▶ **Prompt**
Reproduce exactly the lines starting at the line that contains "Output a JSON" and ending at the line that contains "Enumerate this screenshot's". Omit pictures.
:: Excerpted data ::
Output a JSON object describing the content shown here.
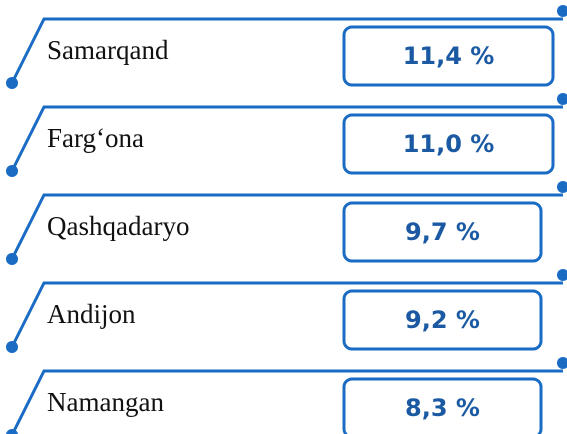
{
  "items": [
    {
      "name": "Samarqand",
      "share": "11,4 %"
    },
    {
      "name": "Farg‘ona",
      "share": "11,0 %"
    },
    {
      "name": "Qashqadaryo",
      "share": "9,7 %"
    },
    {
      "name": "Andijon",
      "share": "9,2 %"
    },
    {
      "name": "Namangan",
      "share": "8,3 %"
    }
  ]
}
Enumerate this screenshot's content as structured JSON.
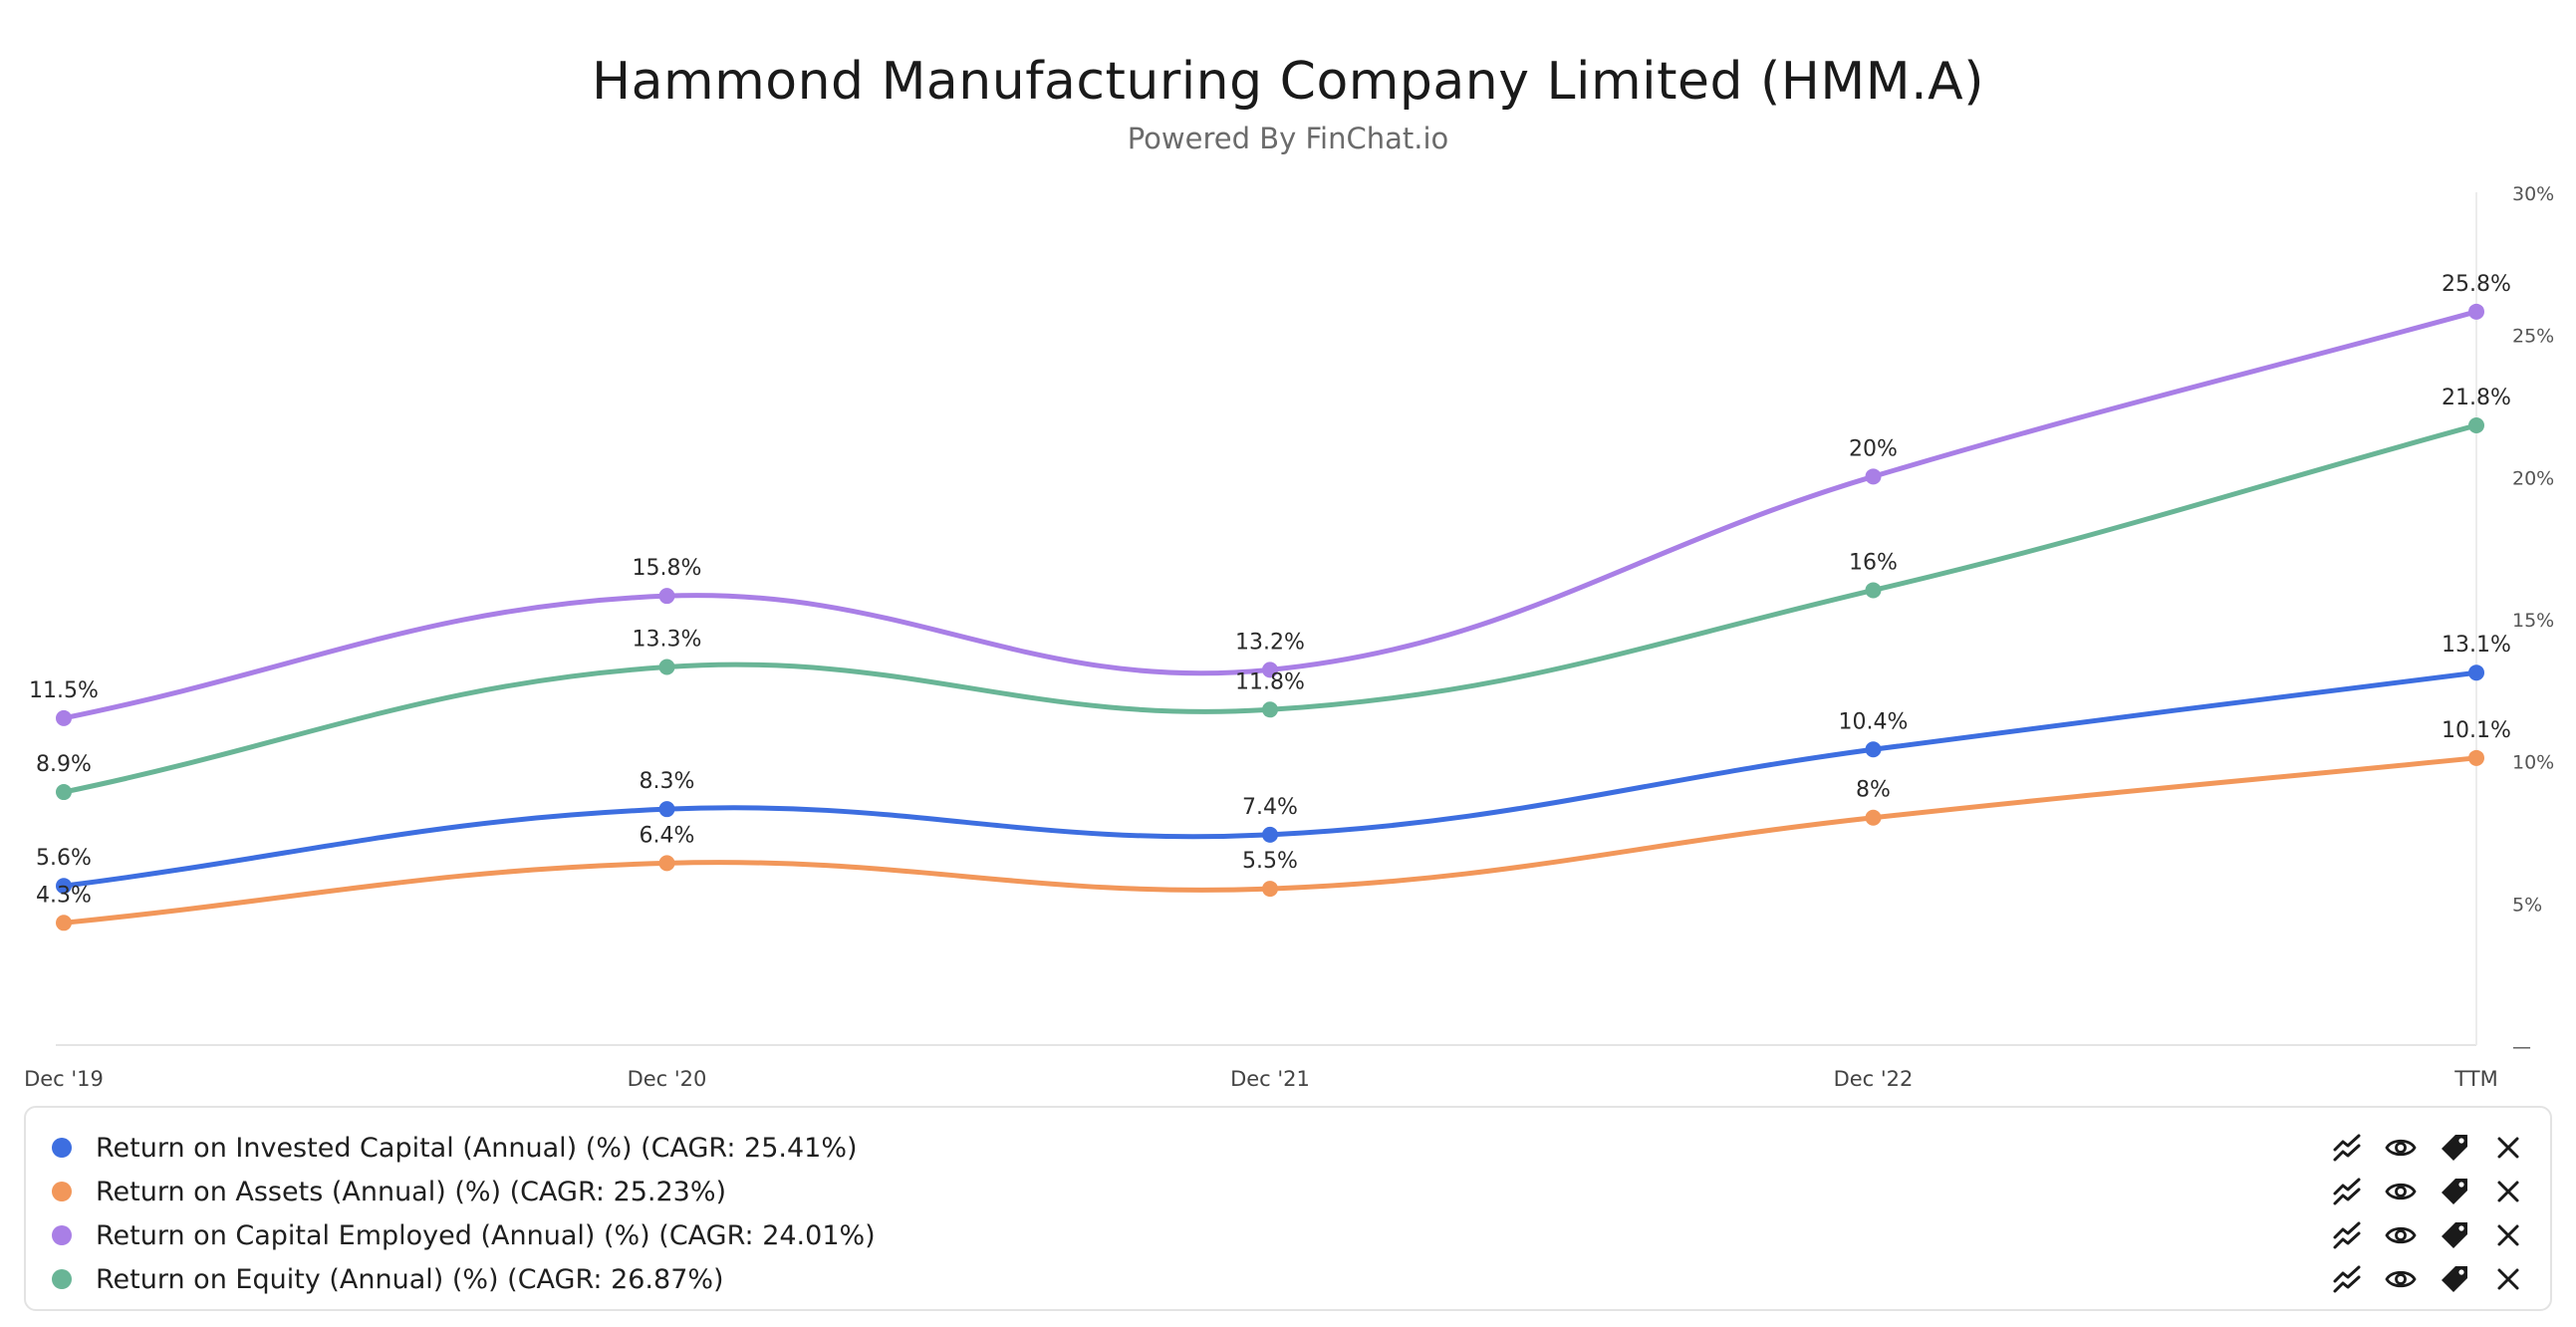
:::
:: Excerpted data ::
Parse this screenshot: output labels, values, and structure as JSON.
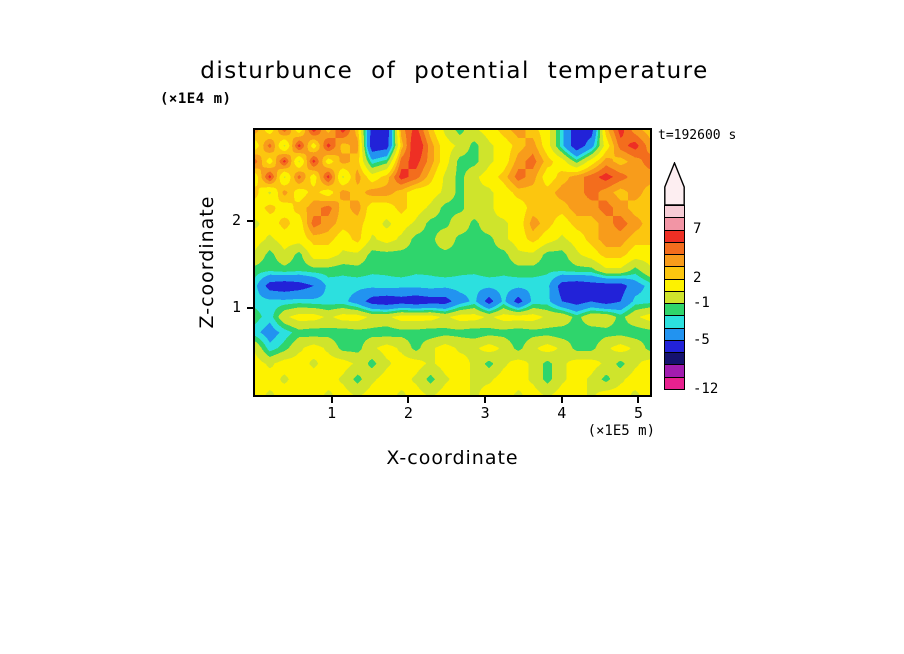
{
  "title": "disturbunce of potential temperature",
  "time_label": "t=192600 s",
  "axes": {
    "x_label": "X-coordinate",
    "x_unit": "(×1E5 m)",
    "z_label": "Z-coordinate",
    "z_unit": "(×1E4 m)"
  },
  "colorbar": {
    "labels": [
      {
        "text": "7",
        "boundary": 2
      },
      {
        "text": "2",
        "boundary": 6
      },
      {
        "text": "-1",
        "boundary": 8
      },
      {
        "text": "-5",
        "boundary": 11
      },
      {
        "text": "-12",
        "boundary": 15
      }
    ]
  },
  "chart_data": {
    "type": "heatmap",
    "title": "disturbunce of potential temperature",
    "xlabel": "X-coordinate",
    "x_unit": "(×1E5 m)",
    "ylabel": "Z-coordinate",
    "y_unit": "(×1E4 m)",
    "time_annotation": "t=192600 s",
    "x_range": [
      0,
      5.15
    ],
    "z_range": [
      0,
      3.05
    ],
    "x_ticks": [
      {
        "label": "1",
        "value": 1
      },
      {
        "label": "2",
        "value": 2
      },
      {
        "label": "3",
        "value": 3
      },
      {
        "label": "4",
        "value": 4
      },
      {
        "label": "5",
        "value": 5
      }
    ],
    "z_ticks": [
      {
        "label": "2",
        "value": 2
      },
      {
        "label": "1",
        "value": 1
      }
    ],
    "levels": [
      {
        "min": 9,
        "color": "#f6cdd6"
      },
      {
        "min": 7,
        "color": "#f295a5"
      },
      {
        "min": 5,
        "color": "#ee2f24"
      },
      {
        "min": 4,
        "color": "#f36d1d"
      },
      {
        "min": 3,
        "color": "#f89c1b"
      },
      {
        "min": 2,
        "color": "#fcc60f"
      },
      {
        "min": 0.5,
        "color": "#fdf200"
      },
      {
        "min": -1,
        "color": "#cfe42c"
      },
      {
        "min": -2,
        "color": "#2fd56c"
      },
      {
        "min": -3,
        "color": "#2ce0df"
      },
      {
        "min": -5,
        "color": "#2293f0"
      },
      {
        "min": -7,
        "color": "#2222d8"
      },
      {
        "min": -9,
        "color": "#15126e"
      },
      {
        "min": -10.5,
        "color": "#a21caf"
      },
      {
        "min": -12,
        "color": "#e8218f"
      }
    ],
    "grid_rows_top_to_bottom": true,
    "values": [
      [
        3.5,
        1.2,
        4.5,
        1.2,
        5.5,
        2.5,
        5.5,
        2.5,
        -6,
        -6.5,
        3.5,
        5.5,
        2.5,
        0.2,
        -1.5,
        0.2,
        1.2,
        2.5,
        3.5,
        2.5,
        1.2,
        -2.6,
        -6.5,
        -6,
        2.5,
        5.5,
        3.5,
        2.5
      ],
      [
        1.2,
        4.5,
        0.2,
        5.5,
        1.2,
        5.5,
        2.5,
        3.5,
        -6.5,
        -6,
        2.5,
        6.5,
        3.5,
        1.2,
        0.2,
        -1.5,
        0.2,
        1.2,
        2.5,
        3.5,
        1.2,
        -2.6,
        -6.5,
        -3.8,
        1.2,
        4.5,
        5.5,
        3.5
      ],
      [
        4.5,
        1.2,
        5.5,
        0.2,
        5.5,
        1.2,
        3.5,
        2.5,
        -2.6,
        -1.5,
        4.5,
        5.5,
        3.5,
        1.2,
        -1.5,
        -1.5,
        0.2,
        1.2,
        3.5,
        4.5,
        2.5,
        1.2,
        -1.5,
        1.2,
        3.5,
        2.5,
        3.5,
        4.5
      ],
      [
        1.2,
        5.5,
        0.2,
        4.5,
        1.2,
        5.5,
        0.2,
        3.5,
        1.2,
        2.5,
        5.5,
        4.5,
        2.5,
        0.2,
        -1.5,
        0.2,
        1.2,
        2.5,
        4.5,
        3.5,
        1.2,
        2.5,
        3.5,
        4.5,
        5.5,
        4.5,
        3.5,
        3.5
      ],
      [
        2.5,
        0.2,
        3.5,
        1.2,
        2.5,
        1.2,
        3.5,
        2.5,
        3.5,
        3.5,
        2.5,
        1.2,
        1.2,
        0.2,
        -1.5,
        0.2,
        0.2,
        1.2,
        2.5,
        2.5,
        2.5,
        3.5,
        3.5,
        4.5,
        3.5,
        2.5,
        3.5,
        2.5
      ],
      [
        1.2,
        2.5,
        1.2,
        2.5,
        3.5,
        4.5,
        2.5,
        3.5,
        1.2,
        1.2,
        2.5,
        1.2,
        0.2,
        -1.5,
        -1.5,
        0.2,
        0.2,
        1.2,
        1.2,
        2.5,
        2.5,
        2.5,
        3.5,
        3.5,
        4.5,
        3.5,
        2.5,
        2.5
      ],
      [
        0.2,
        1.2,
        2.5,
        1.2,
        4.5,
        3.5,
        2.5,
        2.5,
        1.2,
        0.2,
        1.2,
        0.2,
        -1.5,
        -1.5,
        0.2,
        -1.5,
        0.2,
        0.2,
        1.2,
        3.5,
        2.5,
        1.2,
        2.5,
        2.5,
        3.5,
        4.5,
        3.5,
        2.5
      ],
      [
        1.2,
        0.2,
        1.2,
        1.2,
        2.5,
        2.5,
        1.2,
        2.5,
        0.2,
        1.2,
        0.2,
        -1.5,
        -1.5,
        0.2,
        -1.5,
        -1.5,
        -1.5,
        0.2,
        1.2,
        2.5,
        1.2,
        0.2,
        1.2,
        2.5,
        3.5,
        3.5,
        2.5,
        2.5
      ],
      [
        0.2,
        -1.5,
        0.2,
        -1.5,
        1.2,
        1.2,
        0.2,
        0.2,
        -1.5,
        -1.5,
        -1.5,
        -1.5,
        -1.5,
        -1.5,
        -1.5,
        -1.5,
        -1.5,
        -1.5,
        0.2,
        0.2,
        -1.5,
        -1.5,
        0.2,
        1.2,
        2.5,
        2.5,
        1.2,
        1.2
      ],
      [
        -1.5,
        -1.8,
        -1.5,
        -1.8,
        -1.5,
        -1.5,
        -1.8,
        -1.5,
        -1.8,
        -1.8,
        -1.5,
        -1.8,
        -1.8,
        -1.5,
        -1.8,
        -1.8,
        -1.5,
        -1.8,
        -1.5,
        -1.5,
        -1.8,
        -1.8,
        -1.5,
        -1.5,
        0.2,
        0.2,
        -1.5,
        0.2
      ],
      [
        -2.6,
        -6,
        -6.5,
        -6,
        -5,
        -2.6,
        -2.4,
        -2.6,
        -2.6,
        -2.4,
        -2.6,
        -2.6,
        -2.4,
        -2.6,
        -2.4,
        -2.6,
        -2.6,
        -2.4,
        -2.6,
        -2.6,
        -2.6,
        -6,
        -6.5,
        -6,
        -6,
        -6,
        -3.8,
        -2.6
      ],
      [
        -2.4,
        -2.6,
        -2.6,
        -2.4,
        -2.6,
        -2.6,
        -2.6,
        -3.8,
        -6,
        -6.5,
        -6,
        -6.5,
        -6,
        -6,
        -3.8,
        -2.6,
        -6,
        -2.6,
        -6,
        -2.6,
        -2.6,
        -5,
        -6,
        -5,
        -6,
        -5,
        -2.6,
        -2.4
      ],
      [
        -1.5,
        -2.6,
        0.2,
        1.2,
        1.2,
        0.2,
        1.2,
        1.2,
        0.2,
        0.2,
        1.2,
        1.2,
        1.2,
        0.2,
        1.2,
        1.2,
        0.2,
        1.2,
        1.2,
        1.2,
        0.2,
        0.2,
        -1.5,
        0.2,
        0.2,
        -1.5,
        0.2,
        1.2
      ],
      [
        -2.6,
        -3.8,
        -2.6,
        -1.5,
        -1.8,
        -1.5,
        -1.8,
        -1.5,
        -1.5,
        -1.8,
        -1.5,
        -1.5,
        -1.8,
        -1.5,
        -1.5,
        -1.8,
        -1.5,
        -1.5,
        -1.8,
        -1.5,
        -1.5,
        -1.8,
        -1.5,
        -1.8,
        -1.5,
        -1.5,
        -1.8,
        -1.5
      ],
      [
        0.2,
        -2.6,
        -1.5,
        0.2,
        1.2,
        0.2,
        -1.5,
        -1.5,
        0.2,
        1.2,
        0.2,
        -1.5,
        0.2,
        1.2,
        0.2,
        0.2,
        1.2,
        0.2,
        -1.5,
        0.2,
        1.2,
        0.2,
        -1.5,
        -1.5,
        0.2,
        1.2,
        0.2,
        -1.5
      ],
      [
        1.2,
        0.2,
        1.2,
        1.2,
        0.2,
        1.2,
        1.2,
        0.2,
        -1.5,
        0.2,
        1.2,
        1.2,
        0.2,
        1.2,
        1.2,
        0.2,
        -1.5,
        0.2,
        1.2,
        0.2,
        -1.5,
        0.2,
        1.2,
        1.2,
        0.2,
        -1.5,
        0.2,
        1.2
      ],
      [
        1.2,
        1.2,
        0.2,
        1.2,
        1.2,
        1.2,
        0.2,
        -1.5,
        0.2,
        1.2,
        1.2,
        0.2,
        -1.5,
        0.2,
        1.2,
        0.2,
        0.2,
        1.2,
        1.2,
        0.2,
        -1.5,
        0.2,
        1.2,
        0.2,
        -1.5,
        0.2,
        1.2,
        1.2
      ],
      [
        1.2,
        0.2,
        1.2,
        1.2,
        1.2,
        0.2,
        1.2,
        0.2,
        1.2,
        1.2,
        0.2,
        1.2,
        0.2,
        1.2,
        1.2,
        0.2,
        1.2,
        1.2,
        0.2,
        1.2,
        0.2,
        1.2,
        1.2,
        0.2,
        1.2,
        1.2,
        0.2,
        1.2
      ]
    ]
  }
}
:::
:: Excerpted data ::
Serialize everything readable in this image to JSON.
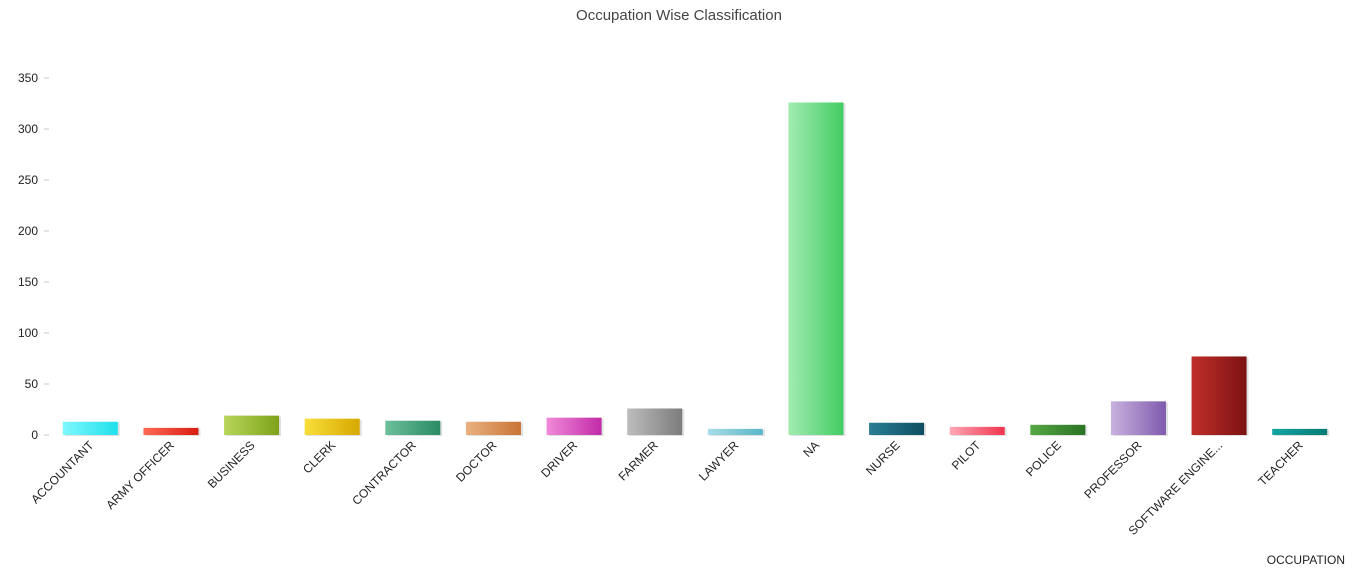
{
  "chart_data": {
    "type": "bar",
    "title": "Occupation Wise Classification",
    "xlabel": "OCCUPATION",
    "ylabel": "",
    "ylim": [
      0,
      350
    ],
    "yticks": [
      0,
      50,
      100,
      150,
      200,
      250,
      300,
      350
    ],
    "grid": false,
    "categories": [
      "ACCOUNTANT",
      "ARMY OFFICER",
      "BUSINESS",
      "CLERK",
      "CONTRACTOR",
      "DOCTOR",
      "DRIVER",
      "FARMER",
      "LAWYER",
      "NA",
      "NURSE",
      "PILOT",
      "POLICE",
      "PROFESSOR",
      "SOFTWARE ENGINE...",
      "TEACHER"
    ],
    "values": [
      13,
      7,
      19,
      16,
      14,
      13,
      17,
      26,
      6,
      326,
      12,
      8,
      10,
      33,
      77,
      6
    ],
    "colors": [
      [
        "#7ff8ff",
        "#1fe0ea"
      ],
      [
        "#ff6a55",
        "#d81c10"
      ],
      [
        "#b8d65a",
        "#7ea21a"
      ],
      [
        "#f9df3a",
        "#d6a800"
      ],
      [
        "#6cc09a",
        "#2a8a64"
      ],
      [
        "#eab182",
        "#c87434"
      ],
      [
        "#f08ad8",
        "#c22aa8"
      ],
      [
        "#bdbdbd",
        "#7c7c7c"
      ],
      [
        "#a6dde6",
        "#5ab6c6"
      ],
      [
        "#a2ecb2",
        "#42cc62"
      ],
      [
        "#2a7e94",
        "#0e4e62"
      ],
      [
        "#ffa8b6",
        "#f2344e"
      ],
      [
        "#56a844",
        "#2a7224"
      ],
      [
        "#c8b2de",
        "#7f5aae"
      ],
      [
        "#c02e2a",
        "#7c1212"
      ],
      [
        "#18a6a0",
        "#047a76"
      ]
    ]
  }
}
:::
▶ **Answer to the task**
Output a JSON object describing the content shown here.
{
  "items": [
    {
      "name": "Samarqand",
      "share": "11,4 %"
    },
    {
      "name": "Farg‘ona",
      "share": "11,0 %"
    },
    {
      "name": "Qashqadaryo",
      "share": "9,7 %"
    },
    {
      "name": "Andijon",
      "share": "9,2 %"
    },
    {
      "name": "Namangan",
      "share": "8,3 %"
    }
  ]
}
Enumerate this screenshot's content as structured JSON.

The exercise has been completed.